| REQUIREMENTS |
The records should be written out in full, with nothing altered.

| RECORDS SHOWN |
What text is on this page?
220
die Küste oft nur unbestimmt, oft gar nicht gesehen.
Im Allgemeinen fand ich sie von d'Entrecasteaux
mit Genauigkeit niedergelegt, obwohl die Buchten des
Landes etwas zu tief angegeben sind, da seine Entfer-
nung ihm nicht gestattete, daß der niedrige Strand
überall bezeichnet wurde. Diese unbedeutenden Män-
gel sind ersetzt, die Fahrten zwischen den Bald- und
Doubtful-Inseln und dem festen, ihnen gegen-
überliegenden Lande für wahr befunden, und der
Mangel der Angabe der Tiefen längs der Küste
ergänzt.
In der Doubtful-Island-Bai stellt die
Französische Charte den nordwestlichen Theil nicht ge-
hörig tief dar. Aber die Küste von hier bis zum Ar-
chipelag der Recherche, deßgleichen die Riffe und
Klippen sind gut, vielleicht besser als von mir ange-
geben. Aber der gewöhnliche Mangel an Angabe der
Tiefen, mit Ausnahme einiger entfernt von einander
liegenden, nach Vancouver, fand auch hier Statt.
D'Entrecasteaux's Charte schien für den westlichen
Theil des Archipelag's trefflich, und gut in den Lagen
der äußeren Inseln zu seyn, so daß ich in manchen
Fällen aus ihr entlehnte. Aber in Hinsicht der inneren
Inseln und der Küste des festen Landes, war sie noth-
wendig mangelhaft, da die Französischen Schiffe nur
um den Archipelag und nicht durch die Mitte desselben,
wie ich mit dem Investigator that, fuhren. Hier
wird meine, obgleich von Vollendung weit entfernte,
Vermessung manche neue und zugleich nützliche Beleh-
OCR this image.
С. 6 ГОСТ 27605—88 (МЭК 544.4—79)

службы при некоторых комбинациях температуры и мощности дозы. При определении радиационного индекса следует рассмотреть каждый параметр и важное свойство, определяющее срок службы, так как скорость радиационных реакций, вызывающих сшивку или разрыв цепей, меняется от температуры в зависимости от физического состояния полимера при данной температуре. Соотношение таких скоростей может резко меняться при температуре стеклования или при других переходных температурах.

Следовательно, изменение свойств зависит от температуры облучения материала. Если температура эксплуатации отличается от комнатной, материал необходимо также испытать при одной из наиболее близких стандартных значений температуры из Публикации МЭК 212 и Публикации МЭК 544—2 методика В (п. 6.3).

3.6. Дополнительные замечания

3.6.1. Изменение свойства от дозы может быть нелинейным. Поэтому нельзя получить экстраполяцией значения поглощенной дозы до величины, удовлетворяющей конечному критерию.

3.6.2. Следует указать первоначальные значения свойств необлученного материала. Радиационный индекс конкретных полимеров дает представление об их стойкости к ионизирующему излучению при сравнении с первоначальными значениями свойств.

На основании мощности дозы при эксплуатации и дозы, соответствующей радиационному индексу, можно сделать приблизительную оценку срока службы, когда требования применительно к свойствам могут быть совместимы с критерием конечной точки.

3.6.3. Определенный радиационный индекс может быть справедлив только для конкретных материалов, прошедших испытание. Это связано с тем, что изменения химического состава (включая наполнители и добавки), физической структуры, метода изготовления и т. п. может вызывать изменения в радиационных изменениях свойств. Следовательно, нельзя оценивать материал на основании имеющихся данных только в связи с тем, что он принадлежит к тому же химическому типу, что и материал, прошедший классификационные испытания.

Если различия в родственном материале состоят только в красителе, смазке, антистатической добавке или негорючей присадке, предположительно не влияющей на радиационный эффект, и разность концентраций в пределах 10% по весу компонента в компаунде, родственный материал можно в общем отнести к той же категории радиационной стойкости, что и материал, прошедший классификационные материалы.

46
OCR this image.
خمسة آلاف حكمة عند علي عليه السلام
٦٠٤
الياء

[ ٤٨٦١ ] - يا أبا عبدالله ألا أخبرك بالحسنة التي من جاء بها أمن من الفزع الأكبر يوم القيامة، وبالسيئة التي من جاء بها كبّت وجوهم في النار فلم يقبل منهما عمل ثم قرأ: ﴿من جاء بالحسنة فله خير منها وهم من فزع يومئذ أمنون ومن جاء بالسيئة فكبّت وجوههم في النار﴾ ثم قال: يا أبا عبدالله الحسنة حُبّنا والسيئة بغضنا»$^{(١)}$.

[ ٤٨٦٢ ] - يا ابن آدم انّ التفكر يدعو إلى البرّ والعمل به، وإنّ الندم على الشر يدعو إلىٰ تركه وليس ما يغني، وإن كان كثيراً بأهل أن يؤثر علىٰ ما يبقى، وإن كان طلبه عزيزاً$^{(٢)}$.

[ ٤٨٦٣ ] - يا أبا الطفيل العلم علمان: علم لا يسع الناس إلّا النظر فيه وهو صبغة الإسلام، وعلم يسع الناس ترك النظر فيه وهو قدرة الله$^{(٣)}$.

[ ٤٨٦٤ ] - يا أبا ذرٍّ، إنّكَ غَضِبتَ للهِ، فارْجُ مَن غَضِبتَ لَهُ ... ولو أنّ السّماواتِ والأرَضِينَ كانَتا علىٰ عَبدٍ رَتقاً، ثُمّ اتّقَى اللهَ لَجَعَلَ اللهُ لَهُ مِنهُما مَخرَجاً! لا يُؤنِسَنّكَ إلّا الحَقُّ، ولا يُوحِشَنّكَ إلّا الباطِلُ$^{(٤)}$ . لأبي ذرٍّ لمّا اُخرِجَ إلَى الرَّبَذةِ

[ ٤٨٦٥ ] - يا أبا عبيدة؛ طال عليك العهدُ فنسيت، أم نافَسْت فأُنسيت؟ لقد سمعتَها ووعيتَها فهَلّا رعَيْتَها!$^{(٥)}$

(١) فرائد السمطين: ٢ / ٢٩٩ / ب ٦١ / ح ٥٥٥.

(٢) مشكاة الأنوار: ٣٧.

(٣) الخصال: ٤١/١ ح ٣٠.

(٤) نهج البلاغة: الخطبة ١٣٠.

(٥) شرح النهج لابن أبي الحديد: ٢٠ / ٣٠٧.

| RESULT OF THE TASK |
What text is on this page?
220
die Küste oft nur unbestimmt, oft gar nicht gesehen.
Im Allgemeinen fand ich sie von d'Entrecasteaux
mit Genauigkeit niedergelegt, obwohl die Buchten des
Landes etwas zu tief angegeben sind, da seine Entfer-
nung ihm nicht gestattete, daß der niedrige Strand
überall bezeichnet wurde. Diese unbedeutenden Män-
gel sind ersetzt, die Fahrten zwischen den Bald- und
Doubtful-Inseln und dem festen, ihnen gegen-
überliegenden Lande für wahr befunden, und der
Mangel der Angabe der Tiefen längs der Küste
ergänzt.
In der Doubtful-Island-Bai stellt die
Französische Charte den nordwestlichen Theil nicht ge-
hörig tief dar. Aber die Küste von hier bis zum Ar-
chipelag der Recherche, deßgleichen die Riffe und
Klippen sind gut, vielleicht besser als von mir ange-
geben. Aber der gewöhnliche Mangel an Angabe der
Tiefen, mit Ausnahme einiger entfernt von einander
liegenden, nach Vancouver, fand auch hier Statt.
D'Entrecasteaux's Charte schien für den westlichen
Theil des Archipelag's trefflich, und gut in den Lagen
der äußeren Inseln zu seyn, so daß ich in manchen
Fällen aus ihr entlehnte. Aber in Hinsicht der inneren
Inseln und der Küste des festen Landes, war sie noth-
wendig mangelhaft, da die Französischen Schiffe nur
um den Archipelag und nicht durch die Mitte desselben,
wie ich mit dem Investigator that, fuhren. Hier
wird meine, obgleich von Vollendung weit entfernte,
Vermessung manche neue und zugleich nützliche Beleh-
OCR this image.
С. 6 ГОСТ 27605—88 (МЭК 544.4—79)

службы при некоторых комбинациях температуры и мощности дозы. При определении радиационного индекса следует рассмотреть каждый параметр и важное свойство, определяющее срок службы, так как скорость радиационных реакций, вызывающих сшивку или разрыв цепей, меняется от температуры в зависимости от физического состояния полимера при данной температуре. Соотношение таких скоростей может резко меняться при температуре стеклования или при других переходных температурах.

Следовательно, изменение свойств зависит от температуры облучения материала. Если температура эксплуатации отличается от комнатной, материал необходимо также испытать при одной из наиболее близких стандартных значений температуры из Публикации МЭК 212 и Публикации МЭК 544—2 методика В (п. 6.3).

3.6. Дополнительные замечания

3.6.1. Изменение свойства от дозы может быть нелинейным. Поэтому нельзя получить экстраполяцией значения поглощенной дозы до величины, удовлетворяющей конечному критерию.

3.6.2. Следует указать первоначальные значения свойств необлученного материала. Радиационный индекс конкретных полимеров дает представление об их стойкости к ионизирующему излучению при сравнении с первоначальными значениями свойств.

На основании мощности дозы при эксплуатации и дозы, соответствующей радиационному индексу, можно сделать приблизительную оценку срока службы, когда требования применительно к свойствам могут быть совместимы с критерием конечной точки.

3.6.3. Определенный радиационный индекс может быть справедлив только для конкретных материалов, прошедших испытание. Это связано с тем, что изменения химического состава (включая наполнители и добавки), физической структуры, метода изготовления и т. п. может вызывать изменения в радиационных изменениях свойств. Следовательно, нельзя оценивать материал на основании имеющихся данных только в связи с тем, что он принадлежит к тому же химическому типу, что и материал, прошедший классификационные испытания.

Если различия в родственном материале состоят только в красителе, смазке, антистатической добавке или негорючей присадке, предположительно не влияющей на радиационный эффект, и разность концентраций в пределах 10% по весу компонента в компаунде, родственный материал можно в общем отнести к той же категории радиационной стойкости, что и материал, прошедший классификационные материалы.

46
OCR this image.
خمسة آلاف حكمة عند علي عليه السلام
٦٠٤
الياء

[ ٤٨٦١ ] - يا أبا عبدالله ألا أخبرك بالحسنة التي من جاء بها أمن من الفزع الأكبر يوم القيامة، وبالسيئة التي من جاء بها كبّت وجوهم في النار فلم يقبل منهما عمل ثم قرأ: ﴿من جاء بالحسنة فله خير منها وهم من فزع يومئذ أمنون ومن جاء بالسيئة فكبّت وجوههم في النار﴾ ثم قال: يا أبا عبدالله الحسنة حُبّنا والسيئة بغضنا»$^{(١)}$.

[ ٤٨٦٢ ] - يا ابن آدم انّ التفكر يدعو إلى البرّ والعمل به، وإنّ الندم على الشر يدعو إلىٰ تركه وليس ما يغني، وإن كان كثيراً بأهل أن يؤثر علىٰ ما يبقى، وإن كان طلبه عزيزاً$^{(٢)}$.

[ ٤٨٦٣ ] - يا أبا الطفيل العلم علمان: علم لا يسع الناس إلّا النظر فيه وهو صبغة الإسلام، وعلم يسع الناس ترك النظر فيه وهو قدرة الله$^{(٣)}$.

[ ٤٨٦٤ ] - يا أبا ذرٍّ، إنّكَ غَضِبتَ للهِ، فارْجُ مَن غَضِبتَ لَهُ ... ولو أنّ السّماواتِ والأرَضِينَ كانَتا علىٰ عَبدٍ رَتقاً، ثُمّ اتّقَى اللهَ لَجَعَلَ اللهُ لَهُ مِنهُما مَخرَجاً! لا يُؤنِسَنّكَ إلّا الحَقُّ، ولا يُوحِشَنّكَ إلّا الباطِلُ$^{(٤)}$ . لأبي ذرٍّ لمّا اُخرِجَ إلَى الرَّبَذةِ

[ ٤٨٦٥ ] - يا أبا عبيدة؛ طال عليك العهدُ فنسيت، أم نافَسْت فأُنسيت؟ لقد سمعتَها ووعيتَها فهَلّا رعَيْتَها!$^{(٥)}$

(١) فرائد السمطين: ٢ / ٢٩٩ / ب ٦١ / ح ٥٥٥.

(٢) مشكاة الأنوار: ٣٧.

(٣) الخصال: ٤١/١ ح ٣٠.

(٤) نهج البلاغة: الخطبة ١٣٠.

(٥) شرح النهج لابن أبي الحديد: ٢٠ / ٣٠٧.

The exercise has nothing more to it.